-- start Extracted information --
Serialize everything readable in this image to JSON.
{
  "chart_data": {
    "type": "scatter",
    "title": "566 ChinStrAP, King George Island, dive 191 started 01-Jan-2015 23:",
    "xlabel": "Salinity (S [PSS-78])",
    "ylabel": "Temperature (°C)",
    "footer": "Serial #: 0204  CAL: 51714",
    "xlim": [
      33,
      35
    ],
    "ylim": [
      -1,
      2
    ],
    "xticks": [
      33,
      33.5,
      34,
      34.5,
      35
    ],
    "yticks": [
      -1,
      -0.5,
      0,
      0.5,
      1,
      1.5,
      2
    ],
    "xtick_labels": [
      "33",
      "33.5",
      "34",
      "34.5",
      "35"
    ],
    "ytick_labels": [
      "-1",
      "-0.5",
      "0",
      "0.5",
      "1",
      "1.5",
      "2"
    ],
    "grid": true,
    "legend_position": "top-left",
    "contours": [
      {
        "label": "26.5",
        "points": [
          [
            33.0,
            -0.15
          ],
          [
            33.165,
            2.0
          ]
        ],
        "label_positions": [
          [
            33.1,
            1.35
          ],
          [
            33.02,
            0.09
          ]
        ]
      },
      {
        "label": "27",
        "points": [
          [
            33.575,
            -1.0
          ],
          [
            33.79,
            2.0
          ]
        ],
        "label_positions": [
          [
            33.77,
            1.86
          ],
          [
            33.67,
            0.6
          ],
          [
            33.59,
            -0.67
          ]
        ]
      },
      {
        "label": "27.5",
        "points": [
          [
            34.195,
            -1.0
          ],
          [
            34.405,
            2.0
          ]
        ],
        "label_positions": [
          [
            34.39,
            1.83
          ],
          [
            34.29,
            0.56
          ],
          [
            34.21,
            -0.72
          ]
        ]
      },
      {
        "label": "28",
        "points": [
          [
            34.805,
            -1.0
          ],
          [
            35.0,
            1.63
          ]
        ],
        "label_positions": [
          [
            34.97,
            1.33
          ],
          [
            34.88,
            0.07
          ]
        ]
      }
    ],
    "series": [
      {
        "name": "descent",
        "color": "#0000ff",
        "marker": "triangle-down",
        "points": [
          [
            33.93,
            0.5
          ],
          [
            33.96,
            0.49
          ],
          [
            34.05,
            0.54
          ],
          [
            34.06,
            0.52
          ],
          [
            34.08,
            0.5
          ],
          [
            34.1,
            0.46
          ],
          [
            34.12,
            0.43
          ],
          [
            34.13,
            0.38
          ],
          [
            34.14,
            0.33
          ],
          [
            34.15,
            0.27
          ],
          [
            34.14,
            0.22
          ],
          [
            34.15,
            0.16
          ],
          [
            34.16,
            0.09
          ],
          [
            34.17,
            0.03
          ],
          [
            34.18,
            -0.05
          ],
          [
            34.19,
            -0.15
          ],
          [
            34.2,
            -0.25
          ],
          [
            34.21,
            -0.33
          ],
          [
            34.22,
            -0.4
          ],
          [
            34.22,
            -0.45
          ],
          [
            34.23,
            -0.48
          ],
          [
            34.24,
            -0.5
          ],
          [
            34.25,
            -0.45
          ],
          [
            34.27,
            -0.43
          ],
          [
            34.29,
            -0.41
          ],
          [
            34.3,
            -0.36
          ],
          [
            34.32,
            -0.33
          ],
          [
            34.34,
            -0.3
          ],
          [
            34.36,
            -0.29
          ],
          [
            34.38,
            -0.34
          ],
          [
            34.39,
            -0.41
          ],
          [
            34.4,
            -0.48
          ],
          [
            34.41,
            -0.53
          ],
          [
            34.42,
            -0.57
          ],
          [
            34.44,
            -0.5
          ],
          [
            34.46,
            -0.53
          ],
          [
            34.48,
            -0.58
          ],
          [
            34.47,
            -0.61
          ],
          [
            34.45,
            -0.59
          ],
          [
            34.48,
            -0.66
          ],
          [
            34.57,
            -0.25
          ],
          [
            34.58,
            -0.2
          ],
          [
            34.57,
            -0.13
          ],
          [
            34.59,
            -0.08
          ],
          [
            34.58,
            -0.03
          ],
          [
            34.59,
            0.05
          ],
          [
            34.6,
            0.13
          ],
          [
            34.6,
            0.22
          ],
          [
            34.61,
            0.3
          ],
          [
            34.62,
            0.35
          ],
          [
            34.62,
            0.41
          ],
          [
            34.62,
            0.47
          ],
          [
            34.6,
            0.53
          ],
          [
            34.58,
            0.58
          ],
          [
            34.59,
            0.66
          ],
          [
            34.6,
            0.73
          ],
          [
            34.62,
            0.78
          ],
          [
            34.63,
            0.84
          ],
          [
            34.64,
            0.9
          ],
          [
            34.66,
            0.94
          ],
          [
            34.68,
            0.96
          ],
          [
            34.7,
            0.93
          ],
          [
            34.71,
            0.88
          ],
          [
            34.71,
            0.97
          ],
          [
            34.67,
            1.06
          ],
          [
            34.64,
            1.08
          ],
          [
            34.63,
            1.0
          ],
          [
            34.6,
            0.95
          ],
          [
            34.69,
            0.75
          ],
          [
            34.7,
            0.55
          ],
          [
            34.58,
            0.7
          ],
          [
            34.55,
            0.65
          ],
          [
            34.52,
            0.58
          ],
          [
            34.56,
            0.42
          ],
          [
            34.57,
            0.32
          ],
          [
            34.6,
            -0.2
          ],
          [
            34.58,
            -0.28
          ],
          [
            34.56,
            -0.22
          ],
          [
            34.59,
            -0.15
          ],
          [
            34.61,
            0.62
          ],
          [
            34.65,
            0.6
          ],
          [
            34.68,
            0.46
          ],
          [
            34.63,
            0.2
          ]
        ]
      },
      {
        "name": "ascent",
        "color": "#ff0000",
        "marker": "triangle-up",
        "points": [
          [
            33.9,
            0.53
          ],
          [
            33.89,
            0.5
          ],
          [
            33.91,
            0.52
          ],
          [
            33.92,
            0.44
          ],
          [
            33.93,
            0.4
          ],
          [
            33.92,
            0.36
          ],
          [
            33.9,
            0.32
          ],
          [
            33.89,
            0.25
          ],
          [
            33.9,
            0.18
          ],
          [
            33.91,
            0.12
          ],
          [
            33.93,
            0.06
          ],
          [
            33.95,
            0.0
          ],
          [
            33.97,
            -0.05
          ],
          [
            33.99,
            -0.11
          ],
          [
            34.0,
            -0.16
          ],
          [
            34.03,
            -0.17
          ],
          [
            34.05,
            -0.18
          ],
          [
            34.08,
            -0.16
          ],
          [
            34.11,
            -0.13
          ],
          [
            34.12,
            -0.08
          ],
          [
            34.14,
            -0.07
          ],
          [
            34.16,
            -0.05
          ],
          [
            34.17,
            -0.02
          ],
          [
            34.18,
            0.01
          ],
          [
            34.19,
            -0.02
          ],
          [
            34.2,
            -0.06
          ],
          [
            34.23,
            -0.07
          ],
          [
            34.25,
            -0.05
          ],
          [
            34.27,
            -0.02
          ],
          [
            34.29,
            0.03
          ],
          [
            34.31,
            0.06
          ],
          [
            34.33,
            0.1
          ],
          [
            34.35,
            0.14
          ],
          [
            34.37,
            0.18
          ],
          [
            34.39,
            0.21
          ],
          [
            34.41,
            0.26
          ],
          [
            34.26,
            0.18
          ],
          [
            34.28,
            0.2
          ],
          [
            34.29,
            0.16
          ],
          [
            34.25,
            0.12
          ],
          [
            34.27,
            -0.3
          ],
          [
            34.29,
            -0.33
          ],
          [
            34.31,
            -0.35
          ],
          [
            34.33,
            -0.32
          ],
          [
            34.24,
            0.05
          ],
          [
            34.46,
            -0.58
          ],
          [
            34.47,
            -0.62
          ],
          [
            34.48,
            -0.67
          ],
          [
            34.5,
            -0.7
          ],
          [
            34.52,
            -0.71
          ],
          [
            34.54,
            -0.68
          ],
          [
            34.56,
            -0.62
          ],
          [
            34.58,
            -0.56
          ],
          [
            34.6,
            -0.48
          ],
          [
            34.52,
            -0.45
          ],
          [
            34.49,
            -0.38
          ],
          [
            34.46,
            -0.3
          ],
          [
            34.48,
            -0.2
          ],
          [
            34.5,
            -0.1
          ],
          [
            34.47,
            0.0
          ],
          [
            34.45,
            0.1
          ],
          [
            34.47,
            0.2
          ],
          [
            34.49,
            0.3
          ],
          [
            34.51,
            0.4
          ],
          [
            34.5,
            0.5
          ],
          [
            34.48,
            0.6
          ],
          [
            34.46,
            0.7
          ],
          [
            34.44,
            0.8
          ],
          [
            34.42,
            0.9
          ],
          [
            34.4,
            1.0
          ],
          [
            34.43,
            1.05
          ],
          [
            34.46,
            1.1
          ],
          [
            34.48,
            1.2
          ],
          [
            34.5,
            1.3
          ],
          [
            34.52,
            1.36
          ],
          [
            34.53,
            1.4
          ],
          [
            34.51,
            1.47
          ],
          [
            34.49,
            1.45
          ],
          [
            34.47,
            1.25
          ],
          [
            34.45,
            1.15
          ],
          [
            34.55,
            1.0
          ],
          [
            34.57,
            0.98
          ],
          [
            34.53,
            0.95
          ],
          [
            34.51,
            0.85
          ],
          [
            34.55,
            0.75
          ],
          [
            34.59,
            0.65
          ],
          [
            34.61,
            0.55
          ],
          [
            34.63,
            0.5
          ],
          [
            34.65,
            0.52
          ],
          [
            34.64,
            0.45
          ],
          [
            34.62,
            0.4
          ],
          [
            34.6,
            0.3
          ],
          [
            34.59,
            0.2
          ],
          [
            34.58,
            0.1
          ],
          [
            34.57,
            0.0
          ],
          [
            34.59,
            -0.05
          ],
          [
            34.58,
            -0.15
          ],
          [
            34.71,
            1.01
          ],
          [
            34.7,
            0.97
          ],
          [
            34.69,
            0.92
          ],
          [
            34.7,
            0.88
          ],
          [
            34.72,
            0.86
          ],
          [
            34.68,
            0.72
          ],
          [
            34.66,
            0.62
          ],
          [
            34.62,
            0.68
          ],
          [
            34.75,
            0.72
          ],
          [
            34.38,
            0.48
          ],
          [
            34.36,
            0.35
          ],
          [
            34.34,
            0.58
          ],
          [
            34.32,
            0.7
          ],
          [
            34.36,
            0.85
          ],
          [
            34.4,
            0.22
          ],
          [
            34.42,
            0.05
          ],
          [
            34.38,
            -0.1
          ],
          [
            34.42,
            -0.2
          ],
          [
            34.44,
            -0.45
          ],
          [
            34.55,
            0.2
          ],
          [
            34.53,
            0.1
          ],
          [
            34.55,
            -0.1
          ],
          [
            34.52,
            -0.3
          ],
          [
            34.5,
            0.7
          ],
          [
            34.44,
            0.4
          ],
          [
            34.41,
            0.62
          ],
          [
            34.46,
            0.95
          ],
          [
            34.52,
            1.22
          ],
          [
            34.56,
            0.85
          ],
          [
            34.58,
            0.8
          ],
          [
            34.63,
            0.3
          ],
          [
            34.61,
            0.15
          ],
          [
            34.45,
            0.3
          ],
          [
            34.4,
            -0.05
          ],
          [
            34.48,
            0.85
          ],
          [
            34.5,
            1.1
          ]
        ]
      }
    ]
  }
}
-- end Extracted information --
» **Your objective**: Return every line of the preceding records in which the word "marker" appears.

» **Solution below**:
        "marker": "triangle-down",
        "marker": "triangle-up",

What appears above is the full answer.